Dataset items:
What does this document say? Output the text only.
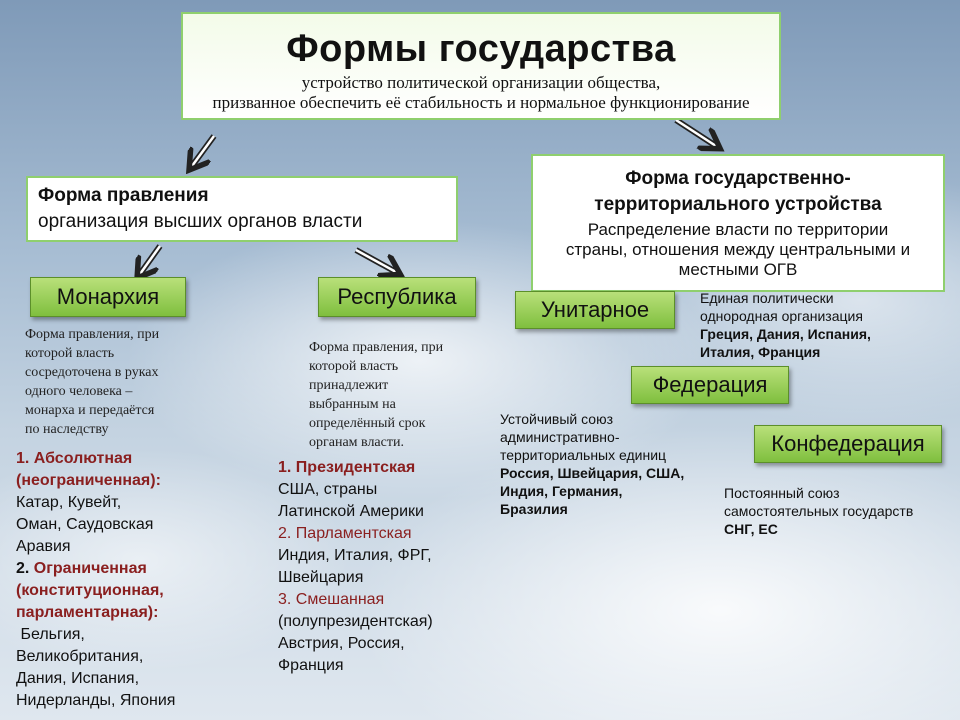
Формы государства
устройство политической организации общества,
призванное обеспечить её стабильность и нормальное функционирование
Форма правления
организация высших органов власти
Форма государственно-
территориального устройства
Распределение власти по территории
страны, отношения между центральными и
местными ОГВ
Монархия
Форма правления, при
которой власть
сосредоточена в руках
одного человека –
монарха и передаётся
по наследству
1. Абсолютная
(неограниченная):
Катар, Кувейт,
Оман, Саудовская
Аравия
2. Ограниченная
(конституционная,
парламентарная):
Бельгия,
Великобритания,
Дания, Испания,
Нидерланды, Япония
Республика
Форма правления, при
которой власть
принадлежит
выбранным на
определённый срок
органам власти.
1. Президентская
США, страны
Латинской Америки
2. Парламентская
Индия, Италия, ФРГ,
Швейцария
3. Смешанная
(полупрезидентская)
Австрия, Россия,
Франция
Унитарное	Единая политически
однородная организация
Греция, Дания, Испания,
Италия, Франция
Федерация
Устойчивый союз
административно-
территориальных единиц
Россия, Швейцария, США,
Индия, Германия,
Бразилия
Конфедерация
Постоянный союз
самостоятельных государств
СНГ, ЕС
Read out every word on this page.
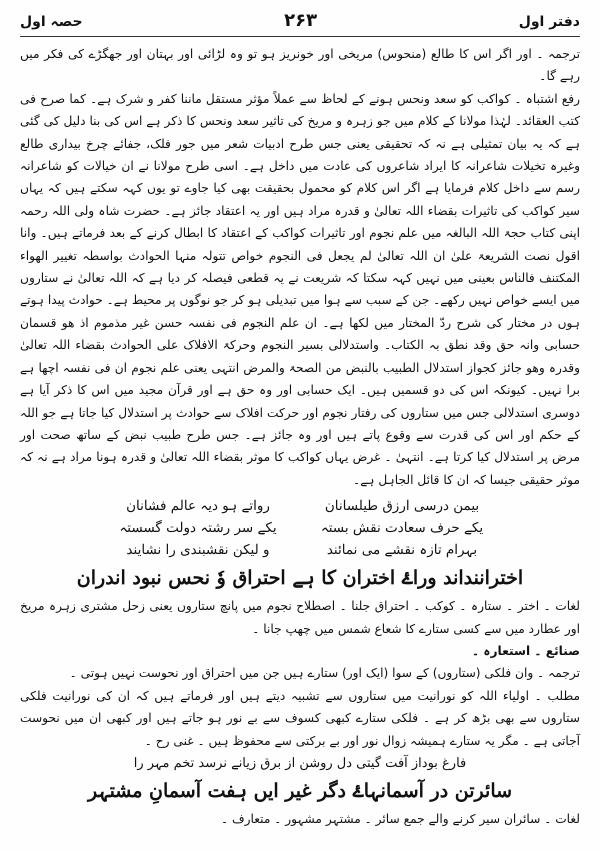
دفتر اول
۲۶۳
حصہ اول

ترجمہ ۔ اور اگر اس کا طالع (منحوس) مریخی اور خونریز ہو تو وہ لڑائی اور بہتان اور جھگڑے کی فکر میں رہے گا۔

رفع اشتباہ ۔ کواکب کو سعد ونحس ہونے کے لحاظ سے عملاً مؤثر مستقل ماننا کفر و شرک ہے۔ کما صرح فی کتب العقائد۔ لہٰذا مولانا کے کلام میں جو زہرہ و مریخ کی تاثیر سعد ونحس کا ذکر ہے اس کی بنا دلیل کی گئی ہے کہ یہ بیان تمثیلی ہے نہ کہ تحقیقی یعنی جس طرح ادبیات شعر میں جور فلک، جفائے چرخ بیداری طالع وغیرہ تخیلات شاعرانہ کا ایراد شاعروں کی عادت میں داخل ہے۔ اسی طرح مولانا نے ان خیالات کو شاعرانہ رسم سے داخل کلام فرمایا ہے اگر اس کلام کو محمول بحقیقت بھی کیا جاوے تو یوں کہہ سکتے ہیں کہ یہاں سیر کواکب کی تاثیرات بقضاء اللہ تعالیٰ و قدرہ مراد ہیں اور یہ اعتقاد جائز ہے۔ حضرت شاہ ولی اللہ رحمہ اپنی کتاب حجۃ اللہ البالغہ میں علم نجوم اور تاثیرات کواکب کے اعتقاد کا ابطال کرنے کے بعد فرماتے ہیں۔ وانا اقول نصت الشریعۃ علیٰ ان اللہ تعالیٰ لم یجعل فی النجوم خواص تتولہ منہا الحوادث بواسطہ تغییر الهواء المکتنف فالناس بعینی میں نہیں کہہ سکتا کہ شریعت نے یہ قطعی فیصلہ کر دیا ہے کہ اللہ تعالیٰ نے ستاروں میں ایسے خواص نہیں رکھے۔ جن کے سبب سے ہوا میں تبدیلی ہو کر جو نوگوں پر محیط ہے۔ حوادث پیدا ہوتے ہوں در مختار کی شرح ردّ المختار میں لکھا ہے۔ ان علم النجوم فی نفسہ حسن غیر مذموم اذ ھو قسمان حسابی وانہ حق وقد نطق بہ الکتاب۔ واستدلالی بسیر النجوم وحرکۃ الافلاک علی الحوادث بقضاء اللہ تعالیٰ وقدرہ وھو جائز کجواز استدلال الطبیب بالنبض من الصحۃ والمرض انتہی یعنی علم نجوم ان فی نفسہ اچھا ہے برا نہیں۔ کیونکہ اس کی دو قسمیں ہیں۔ ایک حسابی اور وہ حق ہے اور قرآن مجید میں اس کا ذکر آیا ہے دوسری استدلالی جس میں ستاروں کی رفتار نجوم اور حرکت افلاک سے حوادث پر استدلال کیا جاتا ہے جو اللہ کے حکم اور اس کی قدرت سے وقوع پاتے ہیں اور وہ جائز ہے۔ جس طرح طبیب نبض کے ساتھ صحت اور مرض پر استدلال کیا کرتا ہے۔ انتہیٰ ۔ غرض یہاں کواکب کا موثر بقضاء اللہ تعالیٰ و قدرہ ہونا مراد ہے نہ کہ موثر حقیقی جیسا کہ ان کا قائل الجاہل ہے۔

بیمن درسی ارزق طیلسانان
رواتے ہو دیہ عالم فشانان
یکے حرف سعادت نقش بستہ
یکے سر رشتہ دولت گسستہ
بہرام تازہ نقشے می نمائند
و لیکن نقشبندی را نشایند
اختراننداند وراۓ اختران کا ہے احتراق وٗ نحس نبود اندران

لغات ۔ اختر ۔ ستارہ ۔ کوکب ۔ احتراق جلنا ۔ اصطلاح نجوم میں پانچ ستاروں یعنی زحل مشتری زہرہ مریخ اور عطارد میں سے کسی ستارے کا شعاع شمس میں چھپ جانا ۔

صنائع ۔ استعارہ ۔

ترجمہ ۔ وان فلکی (ستاروں) کے سوا (ایک اور) ستارے ہیں جن میں احتراق اور نحوست نہیں ہوتی ۔

مطلب ۔ اولیاء اللہ کو نورانیت میں ستاروں سے تشبیہ دیتے ہیں اور فرماتے ہیں کہ ان کی نورانیت فلکی ستاروں سے بھی بڑھ کر ہے ۔ فلکی ستارے کبھی کسوف سے بے نور ہو جاتے ہیں اور کبھی ان میں نحوست آجاتی ہے ۔ مگر یہ ستارے ہمیشہ زوال نور اور بے برکتی سے محفوظ ہیں ۔ غنی رح ۔

فارغ بوداز آفت گیتی دل روشن از برق زیانے نرسد تخم مہر را
سائرتن در آسمانہاۓ دگر غیر ایں ہفت آسمانِ مشتہر

لغات ۔ سائران سیر کرنے والے جمع سائر ۔ مشتہر مشہور ۔ متعارف ۔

Exercise description: Using the listing above, pick out each line that contains the word "Дания", then copy it.

Finished answer:
Дания, Испания,
Греция, Дания, Испания,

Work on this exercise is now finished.